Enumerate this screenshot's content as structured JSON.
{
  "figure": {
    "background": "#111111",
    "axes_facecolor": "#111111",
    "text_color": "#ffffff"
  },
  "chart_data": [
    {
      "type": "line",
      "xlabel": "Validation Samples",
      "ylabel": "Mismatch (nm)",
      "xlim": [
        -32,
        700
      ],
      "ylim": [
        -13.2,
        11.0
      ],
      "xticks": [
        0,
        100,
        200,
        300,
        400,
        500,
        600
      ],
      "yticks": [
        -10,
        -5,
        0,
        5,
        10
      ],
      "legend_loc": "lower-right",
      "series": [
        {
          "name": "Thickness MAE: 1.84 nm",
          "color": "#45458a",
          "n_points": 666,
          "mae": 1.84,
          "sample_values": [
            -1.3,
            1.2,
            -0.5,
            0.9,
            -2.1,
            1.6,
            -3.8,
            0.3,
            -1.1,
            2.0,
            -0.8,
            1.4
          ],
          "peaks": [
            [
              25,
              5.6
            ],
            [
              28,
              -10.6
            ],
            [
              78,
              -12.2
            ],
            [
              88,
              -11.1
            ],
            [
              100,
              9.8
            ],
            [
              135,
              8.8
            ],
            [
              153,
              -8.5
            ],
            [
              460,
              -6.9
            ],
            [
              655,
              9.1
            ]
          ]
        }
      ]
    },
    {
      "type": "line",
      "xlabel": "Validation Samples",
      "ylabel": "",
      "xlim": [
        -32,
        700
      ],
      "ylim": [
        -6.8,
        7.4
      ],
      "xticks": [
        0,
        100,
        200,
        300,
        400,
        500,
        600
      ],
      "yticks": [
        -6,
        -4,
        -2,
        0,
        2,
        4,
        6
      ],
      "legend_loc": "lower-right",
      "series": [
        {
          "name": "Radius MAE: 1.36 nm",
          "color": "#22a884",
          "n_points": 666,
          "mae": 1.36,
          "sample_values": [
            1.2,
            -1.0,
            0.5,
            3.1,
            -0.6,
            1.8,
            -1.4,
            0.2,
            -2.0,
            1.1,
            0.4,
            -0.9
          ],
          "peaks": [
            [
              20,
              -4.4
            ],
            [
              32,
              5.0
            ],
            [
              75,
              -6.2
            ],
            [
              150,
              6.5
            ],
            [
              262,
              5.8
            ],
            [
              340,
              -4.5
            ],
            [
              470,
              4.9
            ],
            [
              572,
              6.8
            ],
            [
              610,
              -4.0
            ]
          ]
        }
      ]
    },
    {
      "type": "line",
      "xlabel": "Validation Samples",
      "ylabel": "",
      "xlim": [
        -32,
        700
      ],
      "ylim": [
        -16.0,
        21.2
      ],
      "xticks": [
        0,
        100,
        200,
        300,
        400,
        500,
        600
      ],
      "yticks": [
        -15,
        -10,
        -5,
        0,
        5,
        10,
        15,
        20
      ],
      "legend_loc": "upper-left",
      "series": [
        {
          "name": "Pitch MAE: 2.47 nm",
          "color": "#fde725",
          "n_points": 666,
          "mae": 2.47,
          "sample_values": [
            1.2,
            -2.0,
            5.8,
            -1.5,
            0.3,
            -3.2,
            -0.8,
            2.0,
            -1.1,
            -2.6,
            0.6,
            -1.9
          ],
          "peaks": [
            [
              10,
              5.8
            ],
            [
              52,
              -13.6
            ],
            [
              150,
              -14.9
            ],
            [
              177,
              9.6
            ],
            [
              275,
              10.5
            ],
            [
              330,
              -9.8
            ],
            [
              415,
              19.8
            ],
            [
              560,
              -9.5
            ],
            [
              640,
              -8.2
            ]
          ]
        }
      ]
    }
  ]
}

━━━

Restate the records, all of them, precisely as written.

■ Finished exercise:
Enumerate this screenshot's content as structured JSON.
{
  "figure": {
    "background": "#111111",
    "axes_facecolor": "#111111",
    "text_color": "#ffffff"
  },
  "chart_data": [
    {
      "type": "line",
      "xlabel": "Validation Samples",
      "ylabel": "Mismatch (nm)",
      "xlim": [
        -32,
        700
      ],
      "ylim": [
        -13.2,
        11.0
      ],
      "xticks": [
        0,
        100,
        200,
        300,
        400,
        500,
        600
      ],
      "yticks": [
        -10,
        -5,
        0,
        5,
        10
      ],
      "legend_loc": "lower-right",
      "series": [
        {
          "name": "Thickness MAE: 1.84 nm",
          "color": "#45458a",
          "n_points": 666,
          "mae": 1.84,
          "sample_values": [
            -1.3,
            1.2,
            -0.5,
            0.9,
            -2.1,
            1.6,
            -3.8,
            0.3,
            -1.1,
            2.0,
            -0.8,
            1.4
          ],
          "peaks": [
            [
              25,
              5.6
            ],
            [
              28,
              -10.6
            ],
            [
              78,
              -12.2
            ],
            [
              88,
              -11.1
            ],
            [
              100,
              9.8
            ],
            [
              135,
              8.8
            ],
            [
              153,
              -8.5
            ],
            [
              460,
              -6.9
            ],
            [
              655,
              9.1
            ]
          ]
        }
      ]
    },
    {
      "type": "line",
      "xlabel": "Validation Samples",
      "ylabel": "",
      "xlim": [
        -32,
        700
      ],
      "ylim": [
        -6.8,
        7.4
      ],
      "xticks": [
        0,
        100,
        200,
        300,
        400,
        500,
        600
      ],
      "yticks": [
        -6,
        -4,
        -2,
        0,
        2,
        4,
        6
      ],
      "legend_loc": "lower-right",
      "series": [
        {
          "name": "Radius MAE: 1.36 nm",
          "color": "#22a884",
          "n_points": 666,
          "mae": 1.36,
          "sample_values": [
            1.2,
            -1.0,
            0.5,
            3.1,
            -0.6,
            1.8,
            -1.4,
            0.2,
            -2.0,
            1.1,
            0.4,
            -0.9
          ],
          "peaks": [
            [
              20,
              -4.4
            ],
            [
              32,
              5.0
            ],
            [
              75,
              -6.2
            ],
            [
              150,
              6.5
            ],
            [
              262,
              5.8
            ],
            [
              340,
              -4.5
            ],
            [
              470,
              4.9
            ],
            [
              572,
              6.8
            ],
            [
              610,
              -4.0
            ]
          ]
        }
      ]
    },
    {
      "type": "line",
      "xlabel": "Validation Samples",
      "ylabel": "",
      "xlim": [
        -32,
        700
      ],
      "ylim": [
        -16.0,
        21.2
      ],
      "xticks": [
        0,
        100,
        200,
        300,
        400,
        500,
        600
      ],
      "yticks": [
        -15,
        -10,
        -5,
        0,
        5,
        10,
        15,
        20
      ],
      "legend_loc": "upper-left",
      "series": [
        {
          "name": "Pitch MAE: 2.47 nm",
          "color": "#fde725",
          "n_points": 666,
          "mae": 2.47,
          "sample_values": [
            1.2,
            -2.0,
            5.8,
            -1.5,
            0.3,
            -3.2,
            -0.8,
            2.0,
            -1.1,
            -2.6,
            0.6,
            -1.9
          ],
          "peaks": [
            [
              10,
              5.8
            ],
            [
              52,
              -13.6
            ],
            [
              150,
              -14.9
            ],
            [
              177,
              9.6
            ],
            [
              275,
              10.5
            ],
            [
              330,
              -9.8
            ],
            [
              415,
              19.8
            ],
            [
              560,
              -9.5
            ],
            [
              640,
              -8.2
            ]
          ]
        }
      ]
    }
  ]
}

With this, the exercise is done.